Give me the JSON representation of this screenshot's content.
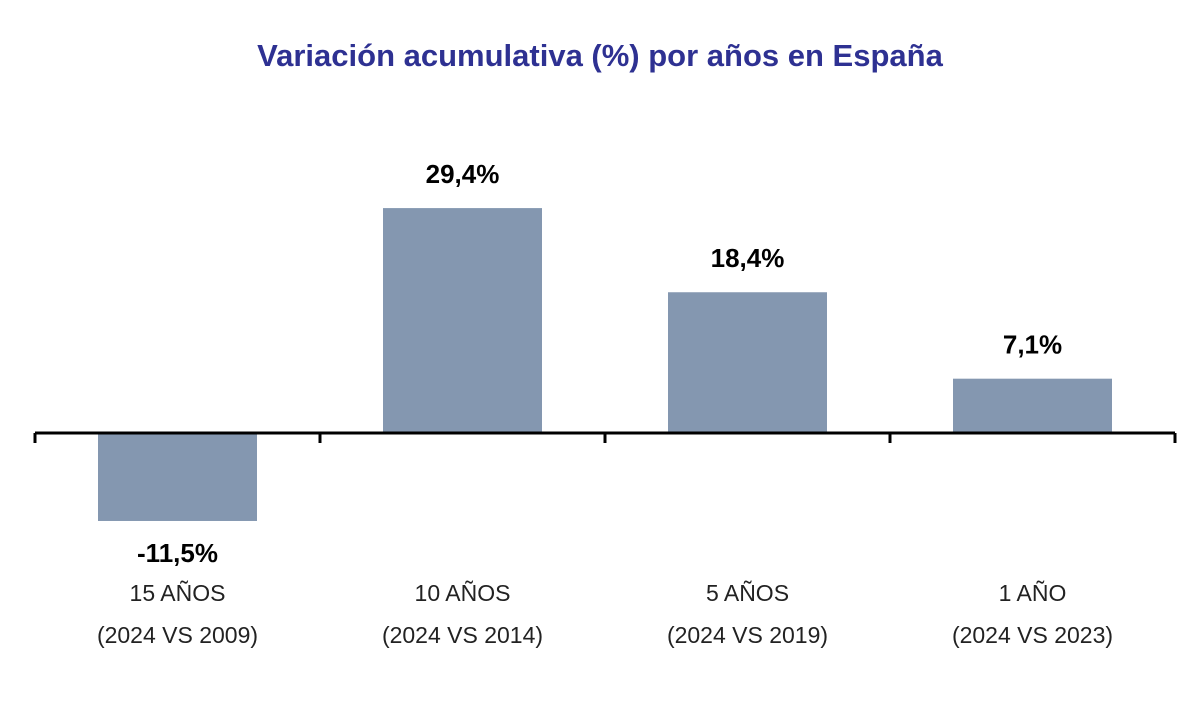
{
  "chart_data": {
    "type": "bar",
    "title": "Variación acumulativa (%) por años en España",
    "categories": [
      [
        "15 AÑOS",
        "(2024 VS 2009)"
      ],
      [
        "10 AÑOS",
        "(2024 VS 2014)"
      ],
      [
        "5 AÑOS",
        "(2024 VS 2019)"
      ],
      [
        "1 AÑO",
        "(2024 VS 2023)"
      ]
    ],
    "values": [
      -11.5,
      29.4,
      18.4,
      7.1
    ],
    "data_labels": [
      "-11,5%",
      "29,4%",
      "18,4%",
      "7,1%"
    ],
    "xlabel": "",
    "ylabel": "",
    "grid": false,
    "legend": "none",
    "colors": {
      "bar": "#8497b0",
      "title": "#2e3192",
      "axis": "#000000"
    }
  }
}
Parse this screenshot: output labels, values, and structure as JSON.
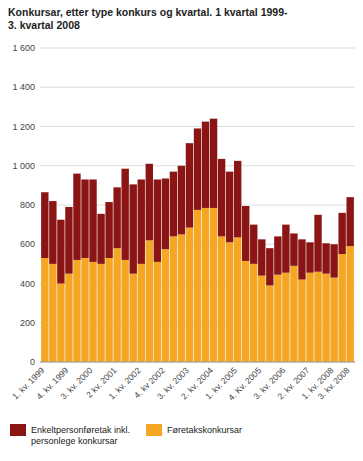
{
  "chart_data": {
    "type": "bar",
    "stacked": true,
    "title": "Konkursar, etter type konkurs og kvartal. 1 kvartal 1999-\n3. kvartal 2008",
    "categories": [
      "1. kv. 1999",
      null,
      null,
      "4. kv. 1999",
      null,
      null,
      "3. kv. 2000",
      null,
      null,
      "2 kv. 2001",
      null,
      null,
      "1. kv. 2002",
      null,
      null,
      "4. kv 2002",
      null,
      null,
      "3. kv. 2003",
      null,
      null,
      "2. kv. 2004",
      null,
      null,
      "1. kv. 2005",
      null,
      null,
      "4. Kv. 2005",
      null,
      null,
      "3. kv. 2006",
      null,
      null,
      "2. kv. 2007",
      null,
      null,
      "1. kv. 2008",
      null,
      "3. kv. 2008"
    ],
    "series": [
      {
        "name": "Føretakskonkursar",
        "color": "#F5A623",
        "values": [
          530,
          500,
          400,
          450,
          520,
          530,
          510,
          500,
          530,
          580,
          520,
          450,
          500,
          620,
          510,
          575,
          640,
          650,
          685,
          775,
          785,
          785,
          640,
          610,
          635,
          515,
          500,
          440,
          390,
          445,
          455,
          490,
          420,
          455,
          460,
          450,
          430,
          550,
          590
        ]
      },
      {
        "name": "Enkeltpersonføretak inkl.\npersonlege konkursar",
        "color": "#8B1515",
        "values": [
          335,
          320,
          325,
          340,
          440,
          400,
          420,
          255,
          285,
          310,
          465,
          455,
          430,
          390,
          420,
          360,
          330,
          350,
          430,
          415,
          440,
          455,
          395,
          360,
          390,
          280,
          200,
          185,
          190,
          195,
          245,
          165,
          205,
          155,
          290,
          155,
          170,
          210,
          250
        ]
      }
    ],
    "ylim": [
      0,
      1600
    ],
    "yticks": [
      0,
      200,
      400,
      600,
      800,
      {
        "value": 1000,
        "label": "1 000"
      },
      {
        "value": 1200,
        "label": "1 200"
      },
      {
        "value": 1400,
        "label": "1 400"
      },
      {
        "value": 1600,
        "label": "1 600"
      }
    ],
    "grid": true,
    "legend": "bottom"
  }
}
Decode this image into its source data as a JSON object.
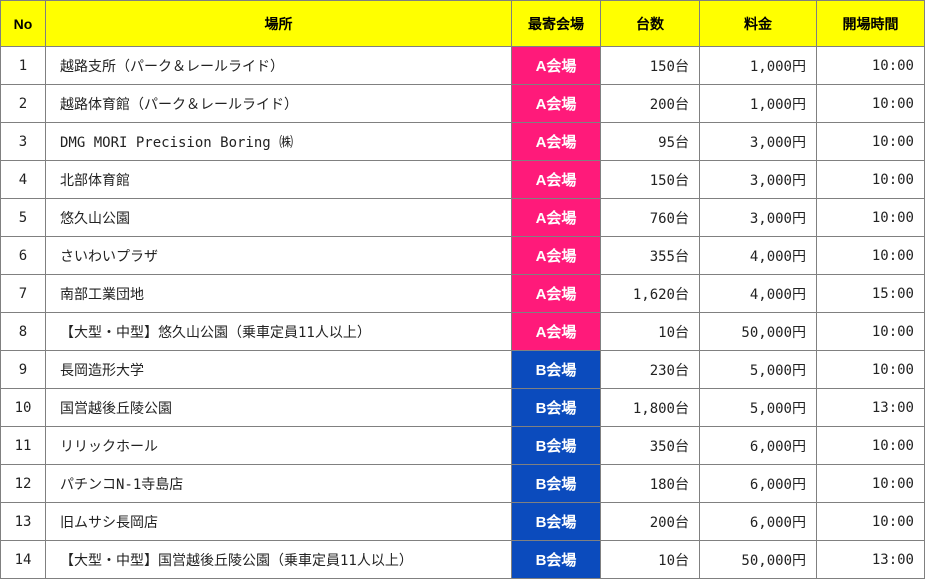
{
  "colors": {
    "header_bg": "#ffff00",
    "venue_A": "#ff1a7a",
    "venue_B": "#0b4bbd",
    "border": "#808080"
  },
  "headers": {
    "no": "No",
    "place": "場所",
    "venue": "最寄会場",
    "count": "台数",
    "fee": "料金",
    "open": "開場時間"
  },
  "rows": [
    {
      "no": "1",
      "place": "越路支所（パーク＆レールライド）",
      "venue": "A会場",
      "venue_group": "A",
      "count": "150台",
      "fee": "1,000円",
      "open": "10:00"
    },
    {
      "no": "2",
      "place": "越路体育館（パーク＆レールライド）",
      "venue": "A会場",
      "venue_group": "A",
      "count": "200台",
      "fee": "1,000円",
      "open": "10:00"
    },
    {
      "no": "3",
      "place": "DMG MORI Precision Boring ㈱",
      "venue": "A会場",
      "venue_group": "A",
      "count": "95台",
      "fee": "3,000円",
      "open": "10:00"
    },
    {
      "no": "4",
      "place": "北部体育館",
      "venue": "A会場",
      "venue_group": "A",
      "count": "150台",
      "fee": "3,000円",
      "open": "10:00"
    },
    {
      "no": "5",
      "place": "悠久山公園",
      "venue": "A会場",
      "venue_group": "A",
      "count": "760台",
      "fee": "3,000円",
      "open": "10:00"
    },
    {
      "no": "6",
      "place": "さいわいプラザ",
      "venue": "A会場",
      "venue_group": "A",
      "count": "355台",
      "fee": "4,000円",
      "open": "10:00"
    },
    {
      "no": "7",
      "place": "南部工業団地",
      "venue": "A会場",
      "venue_group": "A",
      "count": "1,620台",
      "fee": "4,000円",
      "open": "15:00"
    },
    {
      "no": "8",
      "place": "【大型・中型】悠久山公園（乗車定員11人以上）",
      "venue": "A会場",
      "venue_group": "A",
      "count": "10台",
      "fee": "50,000円",
      "open": "10:00"
    },
    {
      "no": "9",
      "place": "長岡造形大学",
      "venue": "B会場",
      "venue_group": "B",
      "count": "230台",
      "fee": "5,000円",
      "open": "10:00"
    },
    {
      "no": "10",
      "place": "国営越後丘陵公園",
      "venue": "B会場",
      "venue_group": "B",
      "count": "1,800台",
      "fee": "5,000円",
      "open": "13:00"
    },
    {
      "no": "11",
      "place": "リリックホール",
      "venue": "B会場",
      "venue_group": "B",
      "count": "350台",
      "fee": "6,000円",
      "open": "10:00"
    },
    {
      "no": "12",
      "place": "パチンコN-1寺島店",
      "venue": "B会場",
      "venue_group": "B",
      "count": "180台",
      "fee": "6,000円",
      "open": "10:00"
    },
    {
      "no": "13",
      "place": "旧ムサシ長岡店",
      "venue": "B会場",
      "venue_group": "B",
      "count": "200台",
      "fee": "6,000円",
      "open": "10:00"
    },
    {
      "no": "14",
      "place": "【大型・中型】国営越後丘陵公園（乗車定員11人以上）",
      "venue": "B会場",
      "venue_group": "B",
      "count": "10台",
      "fee": "50,000円",
      "open": "13:00"
    }
  ]
}
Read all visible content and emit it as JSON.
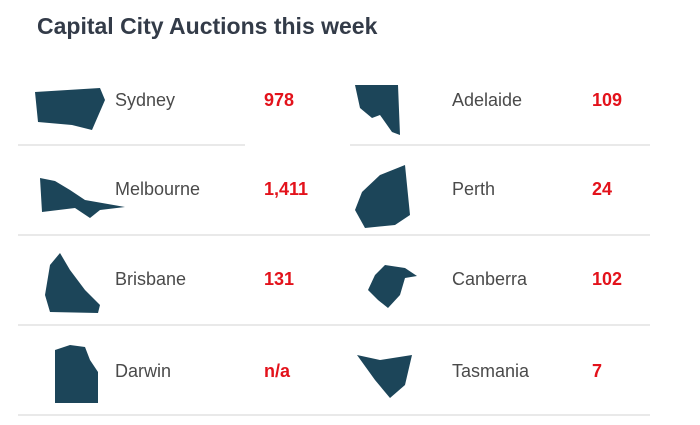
{
  "title": "Capital City Auctions this week",
  "cities": [
    {
      "name": "Sydney",
      "value": "978"
    },
    {
      "name": "Adelaide",
      "value": "109"
    },
    {
      "name": "Melbourne",
      "value": "1,411"
    },
    {
      "name": "Perth",
      "value": "24"
    },
    {
      "name": "Brisbane",
      "value": "131"
    },
    {
      "name": "Canberra",
      "value": "102"
    },
    {
      "name": "Darwin",
      "value": "n/a"
    },
    {
      "name": "Tasmania",
      "value": "7"
    }
  ]
}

> YOUR OBJECTIVE
Retype the whole listing, keeping every line identical and omitting all pictures.

> SOLVED PROBLEM
Give me the JSON representation of this screenshot's content.
{
  "chart_data": {
    "type": "bar",
    "title": "Variación acumulativa (%) por años en España",
    "categories": [
      [
        "15 AÑOS",
        "(2024 VS 2009)"
      ],
      [
        "10 AÑOS",
        "(2024 VS 2014)"
      ],
      [
        "5 AÑOS",
        "(2024 VS 2019)"
      ],
      [
        "1 AÑO",
        "(2024 VS 2023)"
      ]
    ],
    "values": [
      -11.5,
      29.4,
      18.4,
      7.1
    ],
    "data_labels": [
      "-11,5%",
      "29,4%",
      "18,4%",
      "7,1%"
    ],
    "xlabel": "",
    "ylabel": "",
    "grid": false,
    "legend": "none",
    "colors": {
      "bar": "#8497b0",
      "title": "#2e3192",
      "axis": "#000000"
    }
  }
}
Parse this screenshot: output labels, values, and structure as JSON.
{
  "chart_data": {
    "type": "bar",
    "stacked": true,
    "title": "Konkursar, etter type konkurs og kvartal. 1 kvartal 1999-\n3. kvartal 2008",
    "categories": [
      "1. kv. 1999",
      null,
      null,
      "4. kv. 1999",
      null,
      null,
      "3. kv. 2000",
      null,
      null,
      "2 kv. 2001",
      null,
      null,
      "1. kv. 2002",
      null,
      null,
      "4. kv 2002",
      null,
      null,
      "3. kv. 2003",
      null,
      null,
      "2. kv. 2004",
      null,
      null,
      "1. kv. 2005",
      null,
      null,
      "4. Kv. 2005",
      null,
      null,
      "3. kv. 2006",
      null,
      null,
      "2. kv. 2007",
      null,
      null,
      "1. kv. 2008",
      null,
      "3. kv. 2008"
    ],
    "series": [
      {
        "name": "Føretakskonkursar",
        "color": "#F5A623",
        "values": [
          530,
          500,
          400,
          450,
          520,
          530,
          510,
          500,
          530,
          580,
          520,
          450,
          500,
          620,
          510,
          575,
          640,
          650,
          685,
          775,
          785,
          785,
          640,
          610,
          635,
          515,
          500,
          440,
          390,
          445,
          455,
          490,
          420,
          455,
          460,
          450,
          430,
          550,
          590
        ]
      },
      {
        "name": "Enkeltpersonføretak inkl.\npersonlege konkursar",
        "color": "#8B1515",
        "values": [
          335,
          320,
          325,
          340,
          440,
          400,
          420,
          255,
          285,
          310,
          465,
          455,
          430,
          390,
          420,
          360,
          330,
          350,
          430,
          415,
          440,
          455,
          395,
          360,
          390,
          280,
          200,
          185,
          190,
          195,
          245,
          165,
          205,
          155,
          290,
          155,
          170,
          210,
          250
        ]
      }
    ],
    "ylim": [
      0,
      1600
    ],
    "yticks": [
      0,
      200,
      400,
      600,
      800,
      {
        "value": 1000,
        "label": "1 000"
      },
      {
        "value": 1200,
        "label": "1 200"
      },
      {
        "value": 1400,
        "label": "1 400"
      },
      {
        "value": 1600,
        "label": "1 600"
      }
    ],
    "grid": true,
    "legend": "bottom"
  }
}
Decode this image into its source data as a JSON object.
{
  "colors": {
    "header_bg": "#ffff00",
    "venue_A": "#ff1a7a",
    "venue_B": "#0b4bbd",
    "border": "#808080"
  },
  "headers": {
    "no": "No",
    "place": "場所",
    "venue": "最寄会場",
    "count": "台数",
    "fee": "料金",
    "open": "開場時間"
  },
  "rows": [
    {
      "no": "1",
      "place": "越路支所（パーク＆レールライド）",
      "venue": "A会場",
      "venue_group": "A",
      "count": "150台",
      "fee": "1,000円",
      "open": "10:00"
    },
    {
      "no": "2",
      "place": "越路体育館（パーク＆レールライド）",
      "venue": "A会場",
      "venue_group": "A",
      "count": "200台",
      "fee": "1,000円",
      "open": "10:00"
    },
    {
      "no": "3",
      "place": "DMG MORI Precision Boring ㈱",
      "venue": "A会場",
      "venue_group": "A",
      "count": "95台",
      "fee": "3,000円",
      "open": "10:00"
    },
    {
      "no": "4",
      "place": "北部体育館",
      "venue": "A会場",
      "venue_group": "A",
      "count": "150台",
      "fee": "3,000円",
      "open": "10:00"
    },
    {
      "no": "5",
      "place": "悠久山公園",
      "venue": "A会場",
      "venue_group": "A",
      "count": "760台",
      "fee": "3,000円",
      "open": "10:00"
    },
    {
      "no": "6",
      "place": "さいわいプラザ",
      "venue": "A会場",
      "venue_group": "A",
      "count": "355台",
      "fee": "4,000円",
      "open": "10:00"
    },
    {
      "no": "7",
      "place": "南部工業団地",
      "venue": "A会場",
      "venue_group": "A",
      "count": "1,620台",
      "fee": "4,000円",
      "open": "15:00"
    },
    {
      "no": "8",
      "place": "【大型・中型】悠久山公園（乗車定員11人以上）",
      "venue": "A会場",
      "venue_group": "A",
      "count": "10台",
      "fee": "50,000円",
      "open": "10:00"
    },
    {
      "no": "9",
      "place": "長岡造形大学",
      "venue": "B会場",
      "venue_group": "B",
      "count": "230台",
      "fee": "5,000円",
      "open": "10:00"
    },
    {
      "no": "10",
      "place": "国営越後丘陵公園",
      "venue": "B会場",
      "venue_group": "B",
      "count": "1,800台",
      "fee": "5,000円",
      "open": "13:00"
    },
    {
      "no": "11",
      "place": "リリックホール",
      "venue": "B会場",
      "venue_group": "B",
      "count": "350台",
      "fee": "6,000円",
      "open": "10:00"
    },
    {
      "no": "12",
      "place": "パチンコN-1寺島店",
      "venue": "B会場",
      "venue_group": "B",
      "count": "180台",
      "fee": "6,000円",
      "open": "10:00"
    },
    {
      "no": "13",
      "place": "旧ムサシ長岡店",
      "venue": "B会場",
      "venue_group": "B",
      "count": "200台",
      "fee": "6,000円",
      "open": "10:00"
    },
    {
      "no": "14",
      "place": "【大型・中型】国営越後丘陵公園（乗車定員11人以上）",
      "venue": "B会場",
      "venue_group": "B",
      "count": "10台",
      "fee": "50,000円",
      "open": "13:00"
    }
  ]
}
Read all visible content and emit it as JSON.
{
  "title": "Capital City Auctions this week",
  "cities": [
    {
      "name": "Sydney",
      "value": "978"
    },
    {
      "name": "Adelaide",
      "value": "109"
    },
    {
      "name": "Melbourne",
      "value": "1,411"
    },
    {
      "name": "Perth",
      "value": "24"
    },
    {
      "name": "Brisbane",
      "value": "131"
    },
    {
      "name": "Canberra",
      "value": "102"
    },
    {
      "name": "Darwin",
      "value": "n/a"
    },
    {
      "name": "Tasmania",
      "value": "7"
    }
  ]
}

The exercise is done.